EXERCISE DETAILS - Establish how many lines in the material include the string "traditional" and report it as a lone number.

EXTRACTED RECORDS -
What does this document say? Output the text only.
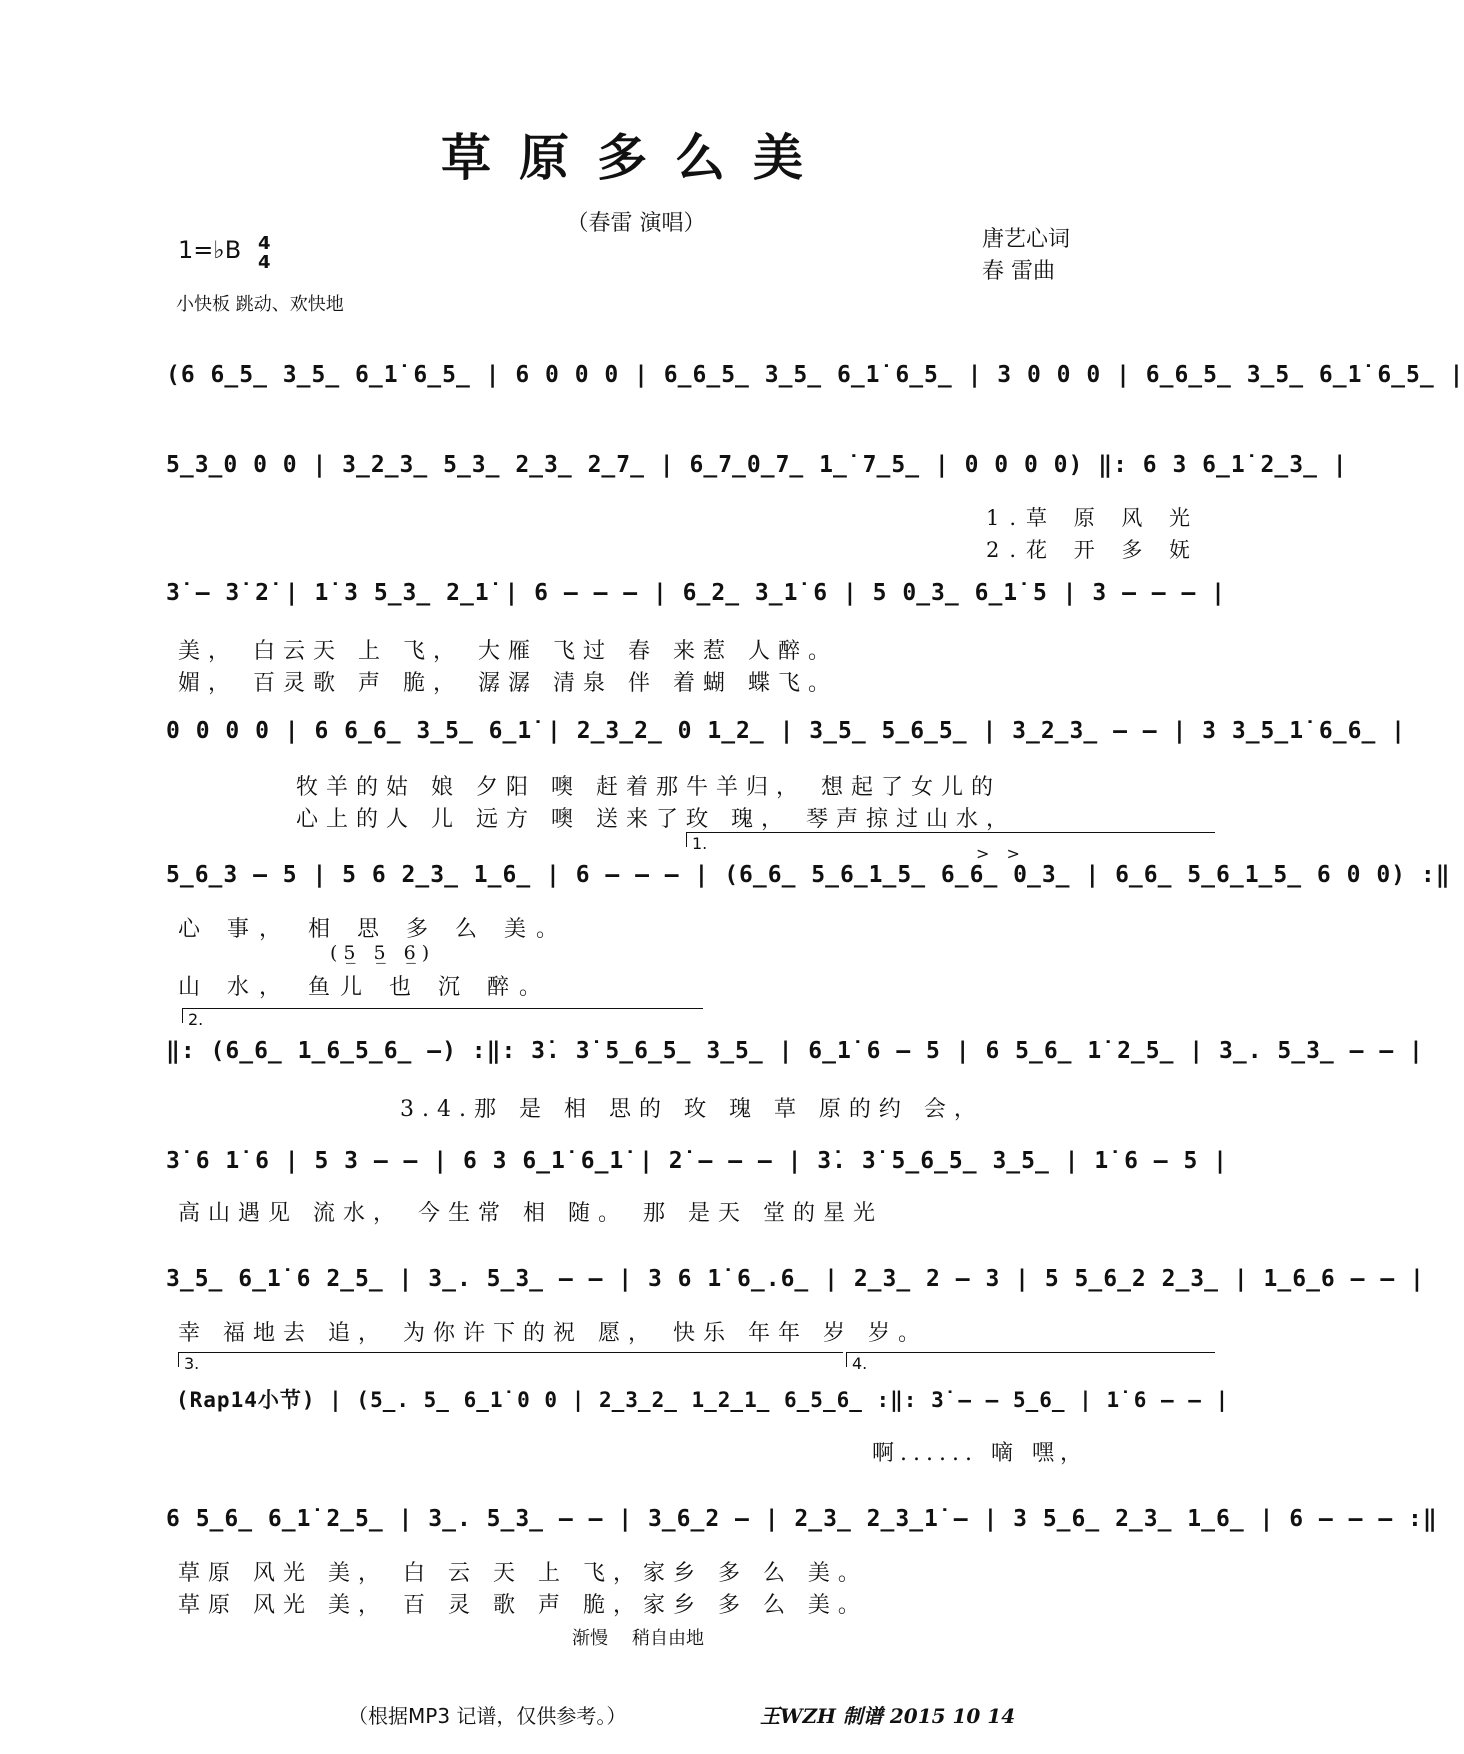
草原多么美
（春雷 演唱）
1=♭B 4
4
小快板 跳动、欢快地
唐艺心词
春 雷曲
(6 6̲5̲ 3̲5̲ 6̲1̇ 6̲5̲ | 6 0 0 0 | 6̲6̲5̲ 3̲5̲ 6̲1̇ 6̲5̲ | 3 0 0 0 | 6̲6̲5̲ 3̲5̲ 6̲1̇ 6̲5̲ |
5̲3̲0 0 0 | 3̲2̲3̲ 5̲3̲ 2̲3̲ 2̲7̲ | 6̲7̲0̲7̲ 1̲̇ 7̲5̲ | 0 0 0 0) ‖: 6 3 6̲1̇ 2̲3̲ |
1.草 原 风 光
2.花 开 多 妩
3̇ – 3̇ 2̇ | 1̇ 3 5̲3̲ 2̲1̇ | 6 – – – | 6̲2̲ 3̲1̇ 6 | 5 0̲3̲ 6̲1̇ 5 | 3 – – – |
美， 白云天 上 飞， 大雁 飞过 春 来惹 人醉。
媚， 百灵歌 声 脆， 潺潺 清泉 伴 着蝴 蝶飞。
0 0 0 0 | 6 6̲6̲ 3̲5̲ 6̲1̇ | 2̲3̲2̲ 0 1̲2̲ | 3̲5̲ 5̲6̲5̲ | 3̲2̲3̲ – – | 3 3̲5̲1̇ 6̲6̲ |
牧羊的姑 娘 夕阳 噢 赶着那牛羊归， 想起了女儿的
心上的人 儿 远方 噢 送来了玫 瑰， 琴声掠过山水，
1.
> >
5̲6̲3 – 5 | 5 6 2̲3̲ 1̲6̲ | 6 – – – | (6̲6̲ 5̲6̲1̲5̲ 6̲6̲ 0̲3̲ | 6̲6̲ 5̲6̲1̲5̲ 6 0 0) :‖
心 事， 相 思 多 么 美。
(5̲ 5̲ 6̲)
山 水， 鱼儿 也 沉 醉。
2.
‖: (6̲6̲ 1̲6̲5̲6̲ –) :‖: 3̇. 3̇ 5̲6̲5̲ 3̲5̲ | 6̲1̇ 6 – 5 | 6 5̲6̲ 1̇ 2̲5̲ | 3̲. 5̲3̲ – – |
3.4.那 是 相 思的 玫 瑰 草 原的约 会，
3̇ 6 1̇ 6 | 5 3 – – | 6 3 6̲1̇ 6̲1̇ | 2̇ – – – | 3̇. 3̇ 5̲6̲5̲ 3̲5̲ | 1̇ 6 – 5 |
高山遇见 流水， 今生常 相 随。 那 是天 堂的星光
3̲5̲ 6̲1̇ 6 2̲5̲ | 3̲. 5̲3̲ – – | 3 6 1̇ 6̲.6̲ | 2̲3̲ 2 – 3 | 5 5̲6̲2 2̲3̲ | 1̲6̲6 – – |
幸 福地去 追， 为你许下的祝 愿， 快乐 年年 岁 岁。
3.	4.
(Rap14小节) | (5̲. 5̲ 6̲1̇ 0 0 | 2̲3̲2̲ 1̲2̲1̲ 6̲5̲6̲ :‖: 3̇ – – 5̲6̲ | 1̇ 6 – – |
啊...... 嘀 嘿，
6 5̲6̲ 6̲1̇ 2̲5̲ | 3̲. 5̲3̲ – – | 3̲6̲2 – | 2̲3̲ 2̲3̲1̇ – | 3 5̲6̲ 2̲3̲ 1̲6̲ | 6 – – – :‖
草原 风光 美， 白 云 天 上 飞，家乡 多 么 美。
草原 风光 美， 百 灵 歌 声 脆，家乡 多 么 美。
渐慢 稍自由地
（根据MP3 记谱，仅供参考。）	王WZH 制谱 2015 10 14
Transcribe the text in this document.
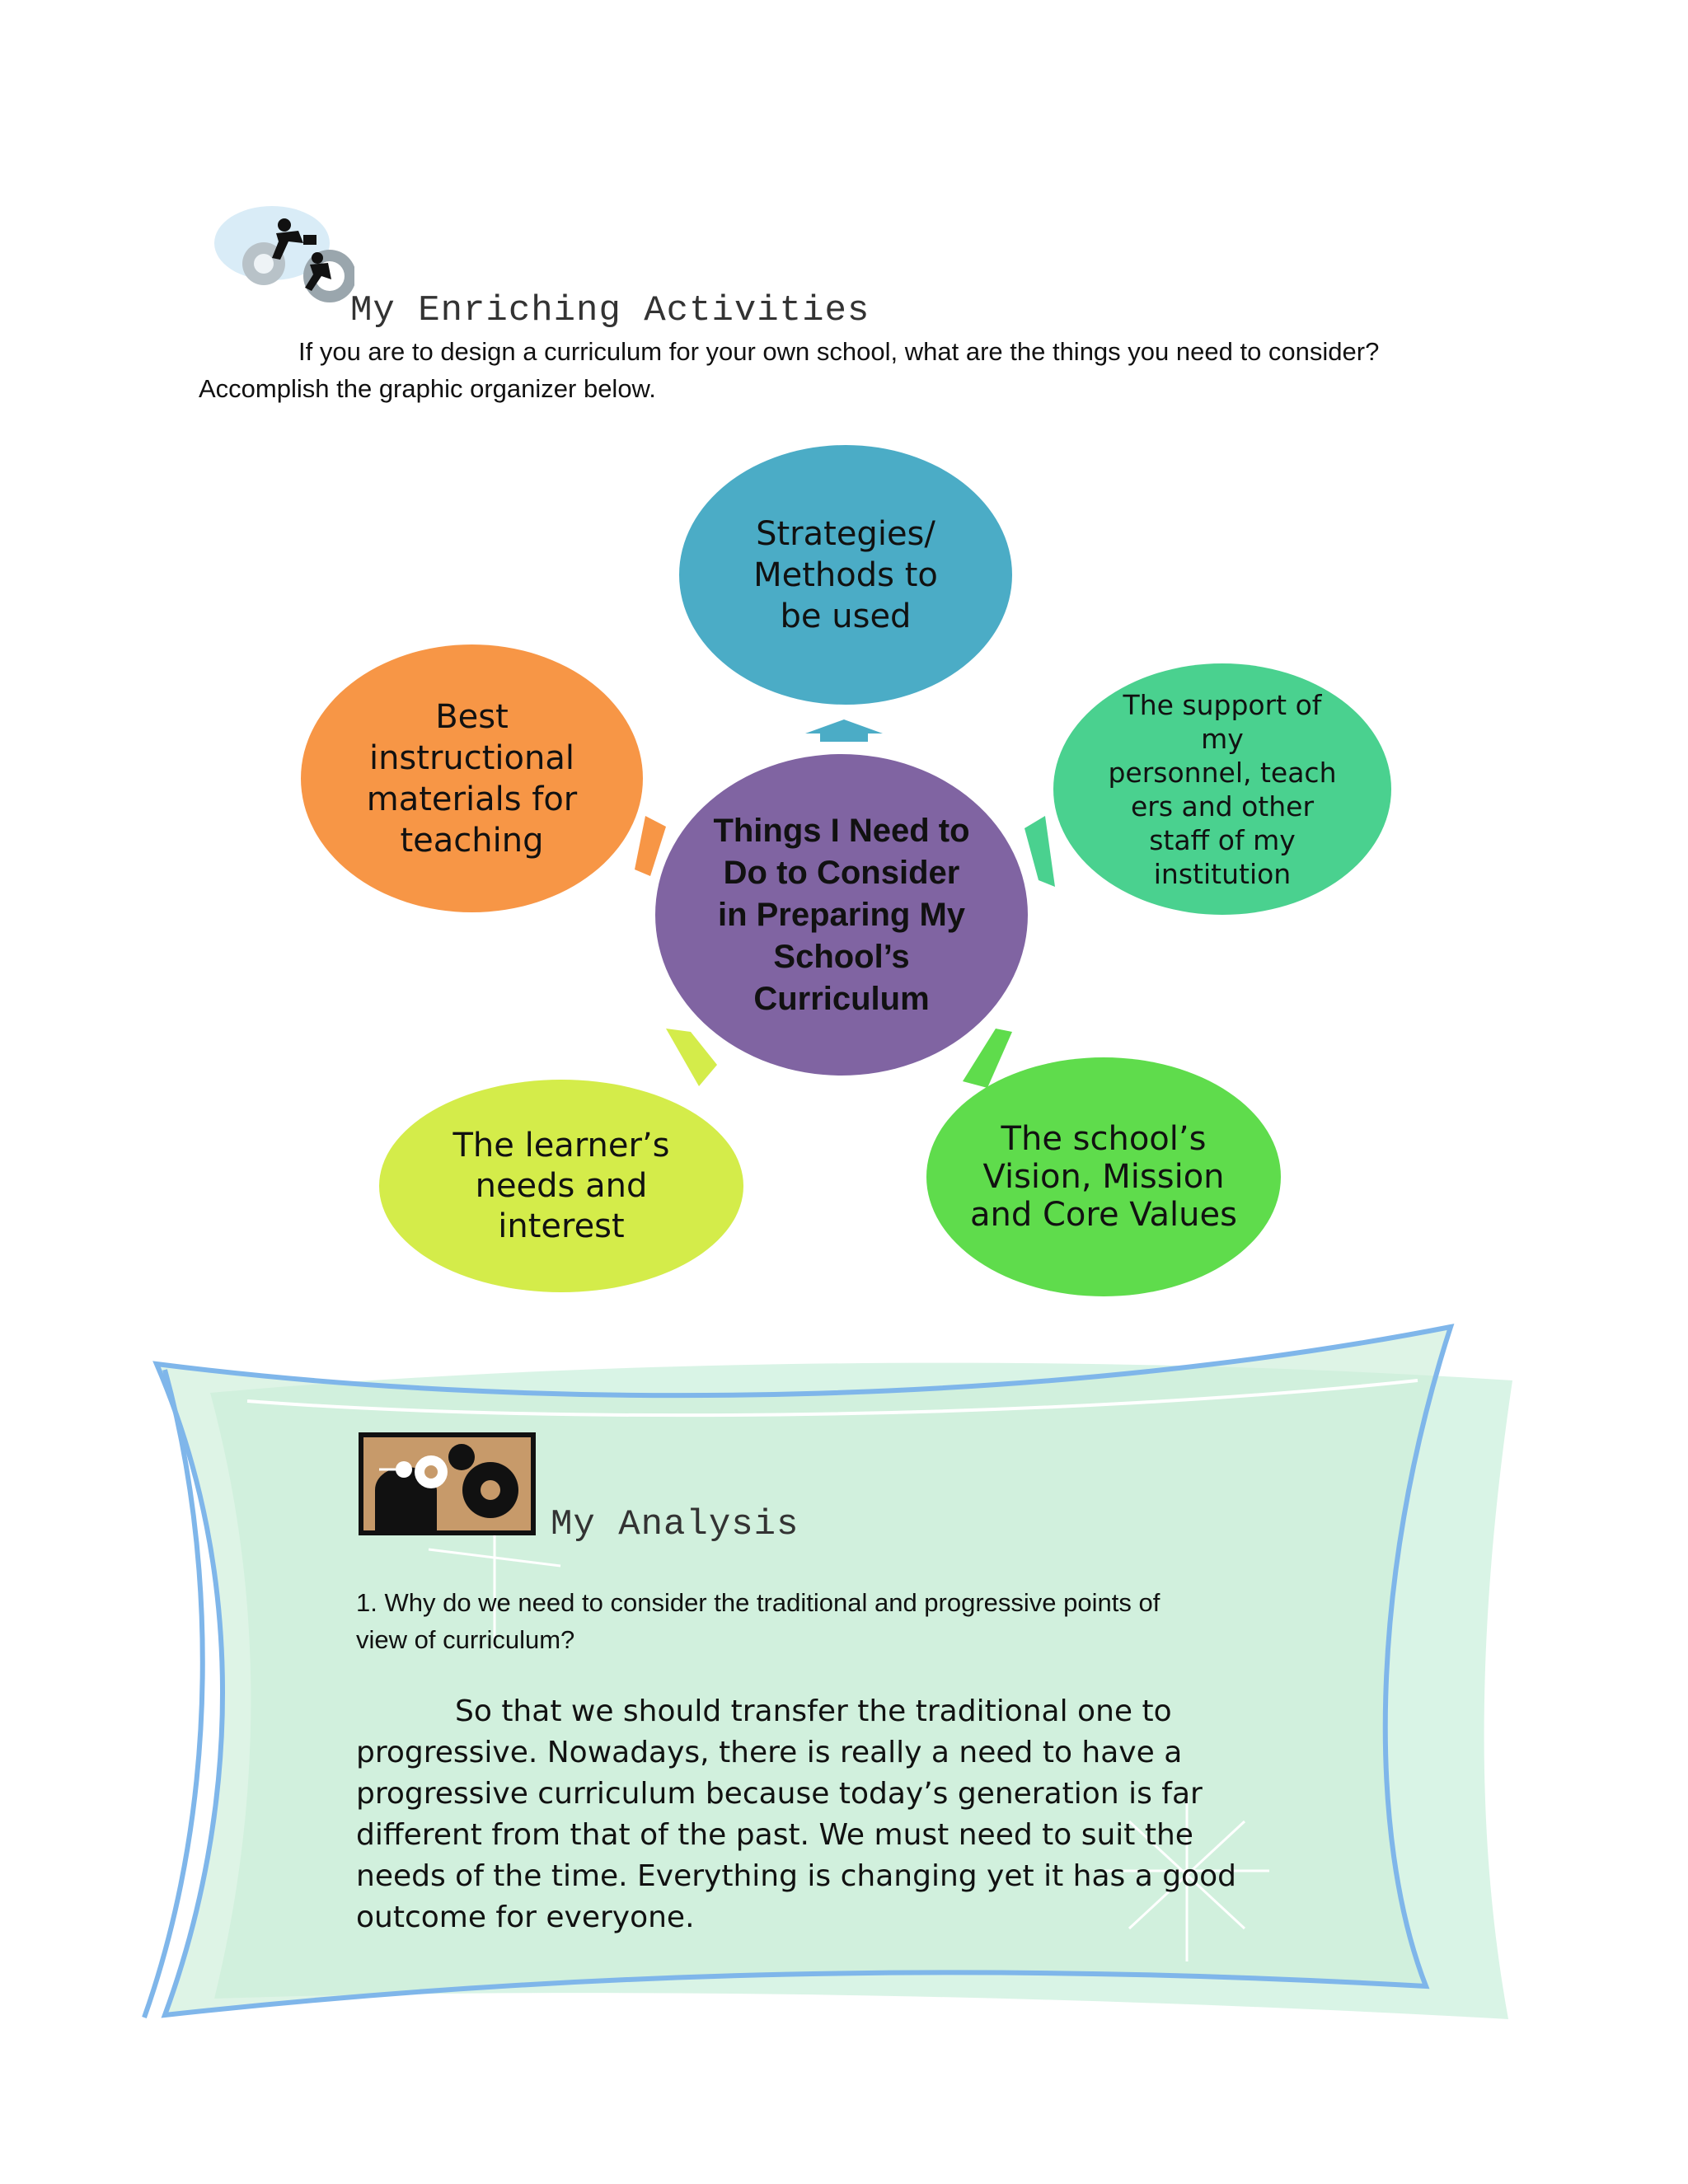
My Enriching Activities
If you are to design a curriculum for your own school, what are the things you need to consider?
Accomplish the graphic organizer below.
Strategies/
Methods to
be used
Best
instructional
materials for
teaching
The support of
my
personnel, teach
ers and other
staff of my
institution
Things I Need to
Do to Consider
in Preparing My
School’s
Curriculum
The learner’s
needs and
interest
The school’s
Vision, Mission
and Core Values
My Analysis
1. Why do we need to consider the traditional and progressive points of
view of curriculum?
So that we should transfer the traditional one to
progressive. Nowadays, there is really a need to have a
progressive curriculum because today’s generation is far
different from that of the past. We must need to suit the
needs of the time. Everything is changing yet it has a good
outcome for everyone.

FULL SOLUTION - 2